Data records
________________________________________

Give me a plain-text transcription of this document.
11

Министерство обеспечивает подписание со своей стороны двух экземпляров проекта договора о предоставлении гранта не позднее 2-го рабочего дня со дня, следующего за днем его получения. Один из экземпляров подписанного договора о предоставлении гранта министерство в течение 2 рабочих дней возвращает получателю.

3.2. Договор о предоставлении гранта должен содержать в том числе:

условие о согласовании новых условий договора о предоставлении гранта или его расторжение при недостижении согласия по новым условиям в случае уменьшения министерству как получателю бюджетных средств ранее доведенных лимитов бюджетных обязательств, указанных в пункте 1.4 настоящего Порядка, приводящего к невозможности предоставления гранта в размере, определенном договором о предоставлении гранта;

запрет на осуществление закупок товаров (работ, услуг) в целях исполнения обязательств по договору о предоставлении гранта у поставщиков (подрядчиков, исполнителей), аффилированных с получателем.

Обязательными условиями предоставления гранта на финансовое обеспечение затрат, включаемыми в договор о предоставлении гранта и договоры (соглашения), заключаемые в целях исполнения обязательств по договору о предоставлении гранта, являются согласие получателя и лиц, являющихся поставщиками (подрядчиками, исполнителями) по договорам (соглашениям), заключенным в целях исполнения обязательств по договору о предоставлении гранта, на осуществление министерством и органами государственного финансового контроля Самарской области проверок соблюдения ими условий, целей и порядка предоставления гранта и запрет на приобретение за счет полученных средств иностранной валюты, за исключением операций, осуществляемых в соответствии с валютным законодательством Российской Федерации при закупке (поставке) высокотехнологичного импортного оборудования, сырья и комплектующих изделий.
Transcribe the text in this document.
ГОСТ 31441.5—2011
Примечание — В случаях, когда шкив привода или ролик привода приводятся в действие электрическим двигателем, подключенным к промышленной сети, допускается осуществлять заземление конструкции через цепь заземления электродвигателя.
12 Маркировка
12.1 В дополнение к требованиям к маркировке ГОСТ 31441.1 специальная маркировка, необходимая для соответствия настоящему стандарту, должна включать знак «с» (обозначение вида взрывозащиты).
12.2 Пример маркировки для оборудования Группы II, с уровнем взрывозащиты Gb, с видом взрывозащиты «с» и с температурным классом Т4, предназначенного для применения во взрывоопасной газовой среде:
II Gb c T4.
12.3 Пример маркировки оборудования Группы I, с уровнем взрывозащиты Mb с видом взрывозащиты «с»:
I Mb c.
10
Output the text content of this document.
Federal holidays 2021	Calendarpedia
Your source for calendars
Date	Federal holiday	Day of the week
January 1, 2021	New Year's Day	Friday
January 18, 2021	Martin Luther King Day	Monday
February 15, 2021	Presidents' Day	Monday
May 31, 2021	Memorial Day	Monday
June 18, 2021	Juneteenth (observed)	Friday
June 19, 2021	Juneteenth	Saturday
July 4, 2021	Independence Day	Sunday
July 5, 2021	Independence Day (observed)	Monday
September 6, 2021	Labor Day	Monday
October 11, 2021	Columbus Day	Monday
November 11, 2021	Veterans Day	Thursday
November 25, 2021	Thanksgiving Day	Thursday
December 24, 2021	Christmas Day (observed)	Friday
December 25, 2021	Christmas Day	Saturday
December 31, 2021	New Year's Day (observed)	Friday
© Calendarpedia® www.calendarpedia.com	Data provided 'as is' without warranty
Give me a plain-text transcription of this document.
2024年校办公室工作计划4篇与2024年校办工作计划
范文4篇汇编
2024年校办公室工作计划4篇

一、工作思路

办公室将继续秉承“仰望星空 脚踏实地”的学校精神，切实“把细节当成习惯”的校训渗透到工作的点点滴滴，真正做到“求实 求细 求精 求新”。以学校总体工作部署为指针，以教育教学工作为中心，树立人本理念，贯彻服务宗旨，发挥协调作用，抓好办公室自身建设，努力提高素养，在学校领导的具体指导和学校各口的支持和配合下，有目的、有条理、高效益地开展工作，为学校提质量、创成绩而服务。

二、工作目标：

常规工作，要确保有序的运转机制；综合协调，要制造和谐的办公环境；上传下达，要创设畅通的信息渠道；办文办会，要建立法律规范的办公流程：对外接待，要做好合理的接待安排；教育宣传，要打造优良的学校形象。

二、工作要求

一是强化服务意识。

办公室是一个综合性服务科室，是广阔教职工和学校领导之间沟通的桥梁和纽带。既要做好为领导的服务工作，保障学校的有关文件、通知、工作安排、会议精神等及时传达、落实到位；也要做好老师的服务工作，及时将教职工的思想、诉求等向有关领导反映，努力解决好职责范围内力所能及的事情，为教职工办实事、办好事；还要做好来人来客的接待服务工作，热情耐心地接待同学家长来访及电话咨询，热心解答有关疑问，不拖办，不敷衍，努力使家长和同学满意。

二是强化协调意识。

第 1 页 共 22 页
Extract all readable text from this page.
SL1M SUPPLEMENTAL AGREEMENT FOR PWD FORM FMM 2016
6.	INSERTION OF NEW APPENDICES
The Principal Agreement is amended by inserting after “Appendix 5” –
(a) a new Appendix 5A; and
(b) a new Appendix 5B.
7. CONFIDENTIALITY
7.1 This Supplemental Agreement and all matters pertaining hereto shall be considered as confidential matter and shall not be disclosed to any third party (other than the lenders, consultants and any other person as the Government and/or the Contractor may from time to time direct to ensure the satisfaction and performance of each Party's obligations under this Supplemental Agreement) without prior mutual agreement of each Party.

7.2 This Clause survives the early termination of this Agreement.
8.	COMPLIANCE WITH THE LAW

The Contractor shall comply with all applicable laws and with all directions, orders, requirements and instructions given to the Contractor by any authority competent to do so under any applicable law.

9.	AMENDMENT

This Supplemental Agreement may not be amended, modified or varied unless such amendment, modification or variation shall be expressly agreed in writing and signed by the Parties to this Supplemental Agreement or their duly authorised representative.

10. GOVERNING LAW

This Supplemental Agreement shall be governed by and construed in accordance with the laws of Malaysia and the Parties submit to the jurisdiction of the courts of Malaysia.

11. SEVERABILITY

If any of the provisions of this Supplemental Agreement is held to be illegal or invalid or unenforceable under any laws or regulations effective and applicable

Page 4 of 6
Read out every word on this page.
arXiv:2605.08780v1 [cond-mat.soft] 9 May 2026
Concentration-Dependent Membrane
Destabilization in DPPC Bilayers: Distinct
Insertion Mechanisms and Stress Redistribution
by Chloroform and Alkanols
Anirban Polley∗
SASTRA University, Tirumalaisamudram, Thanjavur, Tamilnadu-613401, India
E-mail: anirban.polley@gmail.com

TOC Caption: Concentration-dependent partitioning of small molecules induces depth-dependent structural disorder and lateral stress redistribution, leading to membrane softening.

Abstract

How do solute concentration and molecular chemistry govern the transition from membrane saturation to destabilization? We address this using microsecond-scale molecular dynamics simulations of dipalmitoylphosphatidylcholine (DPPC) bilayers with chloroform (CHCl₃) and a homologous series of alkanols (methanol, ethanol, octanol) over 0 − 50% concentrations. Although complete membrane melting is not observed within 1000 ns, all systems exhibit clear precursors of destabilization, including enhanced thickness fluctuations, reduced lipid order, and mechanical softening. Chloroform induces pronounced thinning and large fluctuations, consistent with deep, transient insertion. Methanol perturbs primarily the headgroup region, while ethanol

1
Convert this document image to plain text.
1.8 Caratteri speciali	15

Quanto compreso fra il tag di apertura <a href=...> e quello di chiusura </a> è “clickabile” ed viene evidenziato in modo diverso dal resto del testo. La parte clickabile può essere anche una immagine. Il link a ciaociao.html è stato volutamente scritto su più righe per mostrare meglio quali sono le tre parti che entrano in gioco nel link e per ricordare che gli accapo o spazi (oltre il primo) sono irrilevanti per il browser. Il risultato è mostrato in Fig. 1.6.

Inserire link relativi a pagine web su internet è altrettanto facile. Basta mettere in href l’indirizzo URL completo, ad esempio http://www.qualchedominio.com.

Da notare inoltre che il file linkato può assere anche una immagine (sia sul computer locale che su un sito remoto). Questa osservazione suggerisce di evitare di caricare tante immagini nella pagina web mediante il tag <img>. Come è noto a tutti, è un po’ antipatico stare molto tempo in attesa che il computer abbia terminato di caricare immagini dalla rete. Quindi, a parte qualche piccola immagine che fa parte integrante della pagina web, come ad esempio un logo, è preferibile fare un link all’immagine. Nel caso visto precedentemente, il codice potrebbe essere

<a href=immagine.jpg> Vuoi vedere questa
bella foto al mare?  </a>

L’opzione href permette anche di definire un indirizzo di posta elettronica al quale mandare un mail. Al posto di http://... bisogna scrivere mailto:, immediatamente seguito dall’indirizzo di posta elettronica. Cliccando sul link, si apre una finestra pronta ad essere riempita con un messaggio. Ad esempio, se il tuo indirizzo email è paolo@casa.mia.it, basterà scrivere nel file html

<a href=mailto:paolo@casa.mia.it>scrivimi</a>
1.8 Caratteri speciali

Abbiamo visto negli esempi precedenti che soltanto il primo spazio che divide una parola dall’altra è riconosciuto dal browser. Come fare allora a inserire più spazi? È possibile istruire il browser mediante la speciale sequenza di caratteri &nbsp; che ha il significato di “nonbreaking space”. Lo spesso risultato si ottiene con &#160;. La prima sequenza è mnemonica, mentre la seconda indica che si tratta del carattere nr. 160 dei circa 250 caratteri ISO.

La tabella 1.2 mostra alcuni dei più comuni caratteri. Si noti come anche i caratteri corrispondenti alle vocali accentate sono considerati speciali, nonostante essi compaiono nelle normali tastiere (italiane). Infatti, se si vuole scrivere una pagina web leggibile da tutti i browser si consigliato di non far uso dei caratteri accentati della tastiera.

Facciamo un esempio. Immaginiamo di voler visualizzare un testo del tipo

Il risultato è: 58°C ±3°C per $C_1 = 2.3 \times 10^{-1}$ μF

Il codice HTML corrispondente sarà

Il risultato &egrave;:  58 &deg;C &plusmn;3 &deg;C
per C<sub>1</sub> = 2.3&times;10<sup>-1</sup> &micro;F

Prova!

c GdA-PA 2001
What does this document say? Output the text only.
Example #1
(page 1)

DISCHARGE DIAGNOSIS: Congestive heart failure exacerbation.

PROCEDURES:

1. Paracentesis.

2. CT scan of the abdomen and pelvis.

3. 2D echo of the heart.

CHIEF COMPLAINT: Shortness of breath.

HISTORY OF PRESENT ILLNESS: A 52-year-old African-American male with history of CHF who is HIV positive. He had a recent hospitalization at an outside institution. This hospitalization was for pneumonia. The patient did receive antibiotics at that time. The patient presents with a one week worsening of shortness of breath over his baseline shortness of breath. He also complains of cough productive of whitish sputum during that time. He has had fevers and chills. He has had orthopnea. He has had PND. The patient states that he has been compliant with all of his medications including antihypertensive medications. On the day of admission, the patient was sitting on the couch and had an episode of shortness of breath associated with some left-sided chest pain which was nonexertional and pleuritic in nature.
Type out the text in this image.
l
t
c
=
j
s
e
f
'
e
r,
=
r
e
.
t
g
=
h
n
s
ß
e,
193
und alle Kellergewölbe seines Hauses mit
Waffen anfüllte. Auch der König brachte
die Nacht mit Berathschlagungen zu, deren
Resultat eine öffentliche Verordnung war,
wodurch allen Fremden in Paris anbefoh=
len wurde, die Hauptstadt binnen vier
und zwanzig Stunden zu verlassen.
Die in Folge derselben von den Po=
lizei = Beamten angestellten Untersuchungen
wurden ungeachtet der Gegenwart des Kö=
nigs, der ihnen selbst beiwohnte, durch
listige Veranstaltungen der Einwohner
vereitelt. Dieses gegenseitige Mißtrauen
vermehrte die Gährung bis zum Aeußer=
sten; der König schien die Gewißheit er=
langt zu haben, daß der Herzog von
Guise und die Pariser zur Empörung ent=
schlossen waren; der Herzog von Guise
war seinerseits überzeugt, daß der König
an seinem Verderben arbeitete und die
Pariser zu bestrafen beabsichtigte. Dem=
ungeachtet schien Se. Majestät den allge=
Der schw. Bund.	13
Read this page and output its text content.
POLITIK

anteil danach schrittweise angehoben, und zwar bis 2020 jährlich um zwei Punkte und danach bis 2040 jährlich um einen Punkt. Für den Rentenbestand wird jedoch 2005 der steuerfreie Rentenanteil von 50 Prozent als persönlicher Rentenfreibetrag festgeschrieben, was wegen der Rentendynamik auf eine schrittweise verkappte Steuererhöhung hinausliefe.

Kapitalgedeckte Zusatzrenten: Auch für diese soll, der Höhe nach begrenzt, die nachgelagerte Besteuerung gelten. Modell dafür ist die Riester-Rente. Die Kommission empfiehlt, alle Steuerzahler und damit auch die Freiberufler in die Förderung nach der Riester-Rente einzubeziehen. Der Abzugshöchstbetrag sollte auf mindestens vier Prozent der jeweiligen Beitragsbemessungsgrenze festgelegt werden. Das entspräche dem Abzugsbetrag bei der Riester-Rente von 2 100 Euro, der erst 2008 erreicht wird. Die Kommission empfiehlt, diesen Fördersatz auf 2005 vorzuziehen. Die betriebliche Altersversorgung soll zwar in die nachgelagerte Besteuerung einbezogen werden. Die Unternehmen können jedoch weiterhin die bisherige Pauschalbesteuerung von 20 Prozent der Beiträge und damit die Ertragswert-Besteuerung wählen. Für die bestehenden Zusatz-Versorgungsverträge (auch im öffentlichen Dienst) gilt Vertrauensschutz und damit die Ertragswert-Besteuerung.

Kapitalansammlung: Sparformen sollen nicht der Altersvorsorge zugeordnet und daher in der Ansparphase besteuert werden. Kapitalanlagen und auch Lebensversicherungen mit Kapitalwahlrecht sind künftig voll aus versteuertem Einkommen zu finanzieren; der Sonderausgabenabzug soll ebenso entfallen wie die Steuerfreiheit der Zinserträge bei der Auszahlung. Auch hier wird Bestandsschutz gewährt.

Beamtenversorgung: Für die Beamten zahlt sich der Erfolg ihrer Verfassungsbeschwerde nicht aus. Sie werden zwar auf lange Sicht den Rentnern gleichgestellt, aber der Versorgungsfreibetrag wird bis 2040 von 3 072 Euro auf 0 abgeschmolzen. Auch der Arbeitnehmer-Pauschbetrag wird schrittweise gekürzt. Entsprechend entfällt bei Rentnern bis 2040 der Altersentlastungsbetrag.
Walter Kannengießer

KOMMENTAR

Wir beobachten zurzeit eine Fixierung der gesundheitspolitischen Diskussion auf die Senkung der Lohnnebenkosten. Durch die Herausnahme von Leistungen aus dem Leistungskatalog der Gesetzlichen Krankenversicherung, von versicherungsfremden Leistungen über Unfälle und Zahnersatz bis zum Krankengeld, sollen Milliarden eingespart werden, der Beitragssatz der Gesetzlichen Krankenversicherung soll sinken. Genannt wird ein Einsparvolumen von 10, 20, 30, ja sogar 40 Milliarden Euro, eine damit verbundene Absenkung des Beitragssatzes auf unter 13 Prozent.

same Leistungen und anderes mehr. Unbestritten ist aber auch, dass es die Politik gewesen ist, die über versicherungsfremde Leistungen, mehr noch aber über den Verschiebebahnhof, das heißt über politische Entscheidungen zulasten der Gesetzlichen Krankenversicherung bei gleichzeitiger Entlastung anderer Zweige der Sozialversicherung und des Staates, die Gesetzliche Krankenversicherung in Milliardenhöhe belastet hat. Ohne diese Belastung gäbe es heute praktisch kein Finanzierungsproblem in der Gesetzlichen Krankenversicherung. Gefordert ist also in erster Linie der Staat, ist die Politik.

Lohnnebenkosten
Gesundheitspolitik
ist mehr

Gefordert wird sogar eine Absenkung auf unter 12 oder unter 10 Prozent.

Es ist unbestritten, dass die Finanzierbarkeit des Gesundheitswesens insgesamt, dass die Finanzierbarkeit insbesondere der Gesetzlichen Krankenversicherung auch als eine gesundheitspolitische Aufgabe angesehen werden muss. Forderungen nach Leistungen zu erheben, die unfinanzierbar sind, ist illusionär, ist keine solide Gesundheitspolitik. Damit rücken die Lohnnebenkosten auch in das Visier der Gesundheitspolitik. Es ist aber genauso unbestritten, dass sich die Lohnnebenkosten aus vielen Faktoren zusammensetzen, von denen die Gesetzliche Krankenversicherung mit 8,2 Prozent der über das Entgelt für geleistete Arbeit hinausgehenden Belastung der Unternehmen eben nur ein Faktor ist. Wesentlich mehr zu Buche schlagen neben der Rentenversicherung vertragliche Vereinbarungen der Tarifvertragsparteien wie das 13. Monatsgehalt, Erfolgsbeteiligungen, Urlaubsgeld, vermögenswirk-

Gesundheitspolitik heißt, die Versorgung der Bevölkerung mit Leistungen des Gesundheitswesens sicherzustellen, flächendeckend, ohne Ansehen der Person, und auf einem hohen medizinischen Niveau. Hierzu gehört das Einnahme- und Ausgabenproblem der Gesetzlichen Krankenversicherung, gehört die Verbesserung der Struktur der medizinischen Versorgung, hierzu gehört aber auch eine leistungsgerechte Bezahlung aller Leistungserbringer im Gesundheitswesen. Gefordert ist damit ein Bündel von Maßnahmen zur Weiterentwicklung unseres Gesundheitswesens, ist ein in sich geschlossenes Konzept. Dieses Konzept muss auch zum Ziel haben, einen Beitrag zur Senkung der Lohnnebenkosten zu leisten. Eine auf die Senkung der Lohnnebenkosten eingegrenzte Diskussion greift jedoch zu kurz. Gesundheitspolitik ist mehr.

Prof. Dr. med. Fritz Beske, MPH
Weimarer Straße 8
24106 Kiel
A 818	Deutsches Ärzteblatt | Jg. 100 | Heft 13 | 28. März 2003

________________________________________

→ Task description: Copy each line of the entries that includes the word "Dieses".

→ Exercise solution:
vereitelt. Dieses gegenseitige Mißtrauen
Gesundheitspolitik heißt, die Versorgung der Bevölkerung mit Leistungen des Gesundheitswesens sicherzustellen, flächendeckend, ohne Ansehen der Person, und auf einem hohen medizinischen Niveau. Hierzu gehört das Einnahme- und Ausgabenproblem der Gesetzlichen Krankenversicherung, gehört die Verbesserung der Struktur der medizinischen Versorgung, hierzu gehört aber auch eine leistungsgerechte Bezahlung aller Leistungserbringer im Gesundheitswesen. Gefordert ist damit ein Bündel von Maßnahmen zur Weiterentwicklung unseres Gesundheitswesens, ist ein in sich geschlossenes Konzept. Dieses Konzept muss auch zum Ziel haben, einen Beitrag zur Senkung der Lohnnebenkosten zu leisten. Eine auf die Senkung der Lohnnebenkosten eingegrenzte Diskussion greift jedoch zu kurz. Gesundheitspolitik ist mehr.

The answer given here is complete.